• _Problem_
Using the listing below, select the lines with the word "штамп" and copy them.

******************************

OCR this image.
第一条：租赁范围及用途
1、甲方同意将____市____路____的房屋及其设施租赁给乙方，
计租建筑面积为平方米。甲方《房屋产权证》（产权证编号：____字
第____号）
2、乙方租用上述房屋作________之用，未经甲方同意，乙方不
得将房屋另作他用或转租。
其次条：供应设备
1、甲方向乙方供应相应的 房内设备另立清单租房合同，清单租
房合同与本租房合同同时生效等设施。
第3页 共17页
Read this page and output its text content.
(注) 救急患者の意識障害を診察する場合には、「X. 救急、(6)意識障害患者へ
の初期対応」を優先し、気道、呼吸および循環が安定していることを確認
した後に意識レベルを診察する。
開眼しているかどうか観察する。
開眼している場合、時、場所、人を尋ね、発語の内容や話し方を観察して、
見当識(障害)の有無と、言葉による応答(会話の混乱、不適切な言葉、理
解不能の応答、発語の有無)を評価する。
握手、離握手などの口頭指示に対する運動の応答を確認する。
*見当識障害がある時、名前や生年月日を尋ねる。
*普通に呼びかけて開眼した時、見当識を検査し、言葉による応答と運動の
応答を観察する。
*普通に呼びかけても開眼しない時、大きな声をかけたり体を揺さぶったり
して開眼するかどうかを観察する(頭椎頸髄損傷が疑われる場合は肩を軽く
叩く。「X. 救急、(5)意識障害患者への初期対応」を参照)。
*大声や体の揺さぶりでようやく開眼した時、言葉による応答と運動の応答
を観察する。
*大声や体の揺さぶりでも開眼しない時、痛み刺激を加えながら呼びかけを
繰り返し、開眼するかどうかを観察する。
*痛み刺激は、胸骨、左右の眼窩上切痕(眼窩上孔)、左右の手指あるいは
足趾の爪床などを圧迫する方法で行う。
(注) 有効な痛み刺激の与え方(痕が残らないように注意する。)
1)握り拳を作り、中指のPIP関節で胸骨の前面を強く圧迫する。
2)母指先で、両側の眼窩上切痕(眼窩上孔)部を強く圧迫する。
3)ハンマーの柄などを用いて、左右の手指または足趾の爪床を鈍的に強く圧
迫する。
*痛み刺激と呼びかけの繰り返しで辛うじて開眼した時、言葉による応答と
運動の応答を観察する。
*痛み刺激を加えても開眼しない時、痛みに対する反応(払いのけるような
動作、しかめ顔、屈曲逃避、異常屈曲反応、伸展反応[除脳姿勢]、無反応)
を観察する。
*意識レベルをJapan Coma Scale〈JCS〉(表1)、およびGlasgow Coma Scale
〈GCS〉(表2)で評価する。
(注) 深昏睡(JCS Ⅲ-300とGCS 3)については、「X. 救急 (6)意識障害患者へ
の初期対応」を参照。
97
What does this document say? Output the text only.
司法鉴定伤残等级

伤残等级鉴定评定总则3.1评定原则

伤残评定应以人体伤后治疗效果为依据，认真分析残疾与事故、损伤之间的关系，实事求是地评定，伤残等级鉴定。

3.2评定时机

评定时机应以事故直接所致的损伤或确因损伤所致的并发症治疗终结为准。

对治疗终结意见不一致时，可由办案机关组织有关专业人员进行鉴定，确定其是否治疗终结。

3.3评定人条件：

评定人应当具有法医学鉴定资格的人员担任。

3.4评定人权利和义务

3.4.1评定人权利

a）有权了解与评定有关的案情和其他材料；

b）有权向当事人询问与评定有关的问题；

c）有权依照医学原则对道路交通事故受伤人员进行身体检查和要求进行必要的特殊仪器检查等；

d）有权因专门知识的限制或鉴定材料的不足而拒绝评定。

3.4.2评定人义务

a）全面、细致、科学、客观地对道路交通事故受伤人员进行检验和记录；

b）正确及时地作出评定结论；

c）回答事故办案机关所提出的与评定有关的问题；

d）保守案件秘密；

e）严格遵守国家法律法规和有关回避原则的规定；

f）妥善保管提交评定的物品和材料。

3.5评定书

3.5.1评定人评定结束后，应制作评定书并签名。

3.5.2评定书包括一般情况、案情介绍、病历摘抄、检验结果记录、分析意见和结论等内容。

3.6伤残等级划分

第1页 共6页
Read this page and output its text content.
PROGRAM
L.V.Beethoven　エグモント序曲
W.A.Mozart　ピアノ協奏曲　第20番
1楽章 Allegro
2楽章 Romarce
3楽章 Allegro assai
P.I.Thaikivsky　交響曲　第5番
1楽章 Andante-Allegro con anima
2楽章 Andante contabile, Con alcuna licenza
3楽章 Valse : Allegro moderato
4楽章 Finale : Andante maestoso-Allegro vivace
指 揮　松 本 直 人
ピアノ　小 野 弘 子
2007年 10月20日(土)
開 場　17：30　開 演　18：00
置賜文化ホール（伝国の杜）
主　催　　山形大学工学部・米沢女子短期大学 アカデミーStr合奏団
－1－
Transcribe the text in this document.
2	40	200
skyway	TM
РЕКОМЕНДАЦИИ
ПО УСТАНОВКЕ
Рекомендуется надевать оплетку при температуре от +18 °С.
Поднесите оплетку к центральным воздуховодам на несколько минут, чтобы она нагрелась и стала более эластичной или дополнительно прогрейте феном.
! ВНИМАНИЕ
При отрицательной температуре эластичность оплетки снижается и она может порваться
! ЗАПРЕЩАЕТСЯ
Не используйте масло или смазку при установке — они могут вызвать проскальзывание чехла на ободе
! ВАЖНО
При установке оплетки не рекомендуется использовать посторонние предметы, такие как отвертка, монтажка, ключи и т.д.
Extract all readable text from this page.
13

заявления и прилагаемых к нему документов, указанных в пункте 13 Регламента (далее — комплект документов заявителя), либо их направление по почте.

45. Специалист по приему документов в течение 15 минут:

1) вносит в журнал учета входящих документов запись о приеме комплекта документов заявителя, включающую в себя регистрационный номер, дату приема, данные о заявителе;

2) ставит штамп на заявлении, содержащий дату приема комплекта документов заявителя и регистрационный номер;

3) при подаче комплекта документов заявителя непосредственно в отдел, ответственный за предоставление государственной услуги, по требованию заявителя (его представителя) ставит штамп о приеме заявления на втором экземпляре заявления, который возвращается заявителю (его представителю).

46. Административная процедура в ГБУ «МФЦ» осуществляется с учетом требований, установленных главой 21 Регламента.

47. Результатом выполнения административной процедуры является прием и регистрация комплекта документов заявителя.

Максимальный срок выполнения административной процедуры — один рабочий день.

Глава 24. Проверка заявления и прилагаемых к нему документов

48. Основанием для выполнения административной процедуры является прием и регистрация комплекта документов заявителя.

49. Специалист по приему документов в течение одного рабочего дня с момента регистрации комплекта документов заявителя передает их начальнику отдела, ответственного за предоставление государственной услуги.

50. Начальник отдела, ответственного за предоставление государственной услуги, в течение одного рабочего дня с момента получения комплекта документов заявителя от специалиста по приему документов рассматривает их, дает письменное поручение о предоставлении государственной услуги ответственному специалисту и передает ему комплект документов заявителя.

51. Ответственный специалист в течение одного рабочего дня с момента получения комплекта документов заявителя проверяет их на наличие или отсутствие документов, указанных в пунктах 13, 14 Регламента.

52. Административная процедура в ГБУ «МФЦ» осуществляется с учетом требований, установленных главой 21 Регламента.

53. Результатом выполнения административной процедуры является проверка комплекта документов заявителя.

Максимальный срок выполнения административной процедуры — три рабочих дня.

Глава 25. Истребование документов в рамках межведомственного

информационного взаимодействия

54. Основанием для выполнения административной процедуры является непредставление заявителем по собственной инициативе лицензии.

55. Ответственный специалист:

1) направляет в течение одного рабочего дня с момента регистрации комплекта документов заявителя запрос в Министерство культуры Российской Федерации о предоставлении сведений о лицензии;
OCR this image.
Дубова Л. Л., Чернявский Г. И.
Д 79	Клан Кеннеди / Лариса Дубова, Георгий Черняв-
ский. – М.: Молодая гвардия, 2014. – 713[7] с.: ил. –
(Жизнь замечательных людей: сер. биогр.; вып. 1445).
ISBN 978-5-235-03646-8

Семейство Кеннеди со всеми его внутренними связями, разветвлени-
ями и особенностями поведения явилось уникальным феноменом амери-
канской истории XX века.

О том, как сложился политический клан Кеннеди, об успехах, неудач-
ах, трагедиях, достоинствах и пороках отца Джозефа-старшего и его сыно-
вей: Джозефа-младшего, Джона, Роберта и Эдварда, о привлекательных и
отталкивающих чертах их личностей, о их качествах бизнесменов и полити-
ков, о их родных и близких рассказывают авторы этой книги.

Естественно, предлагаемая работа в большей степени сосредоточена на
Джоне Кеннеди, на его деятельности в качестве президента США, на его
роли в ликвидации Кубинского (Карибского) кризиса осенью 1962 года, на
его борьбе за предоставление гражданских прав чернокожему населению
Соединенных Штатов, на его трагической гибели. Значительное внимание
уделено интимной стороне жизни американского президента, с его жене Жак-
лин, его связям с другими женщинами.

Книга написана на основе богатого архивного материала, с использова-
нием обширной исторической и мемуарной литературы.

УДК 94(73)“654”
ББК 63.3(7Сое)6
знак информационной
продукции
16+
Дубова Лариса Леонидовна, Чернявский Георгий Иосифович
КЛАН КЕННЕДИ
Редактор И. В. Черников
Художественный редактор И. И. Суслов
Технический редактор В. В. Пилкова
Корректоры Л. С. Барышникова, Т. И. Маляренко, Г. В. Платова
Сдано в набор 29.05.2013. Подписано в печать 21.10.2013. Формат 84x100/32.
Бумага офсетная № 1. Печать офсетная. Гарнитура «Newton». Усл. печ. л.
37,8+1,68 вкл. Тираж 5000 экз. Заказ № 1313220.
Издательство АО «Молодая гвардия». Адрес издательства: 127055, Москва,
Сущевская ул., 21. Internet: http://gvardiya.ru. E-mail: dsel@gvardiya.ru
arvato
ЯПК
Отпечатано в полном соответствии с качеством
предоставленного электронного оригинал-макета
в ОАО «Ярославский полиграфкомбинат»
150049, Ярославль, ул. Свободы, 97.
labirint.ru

******************************

• _Written solution_
2) ставит штамп на заявлении, содержащий дату приема комплекта документов заявителя и регистрационный номер;
3) при подаче комплекта документов заявителя непосредственно в отдел, ответственный за предоставление государственной услуги, по требованию заявителя (его представителя) ставит штамп о приеме заявления на втором экземпляре заявления, который возвращается заявителю (его представителю).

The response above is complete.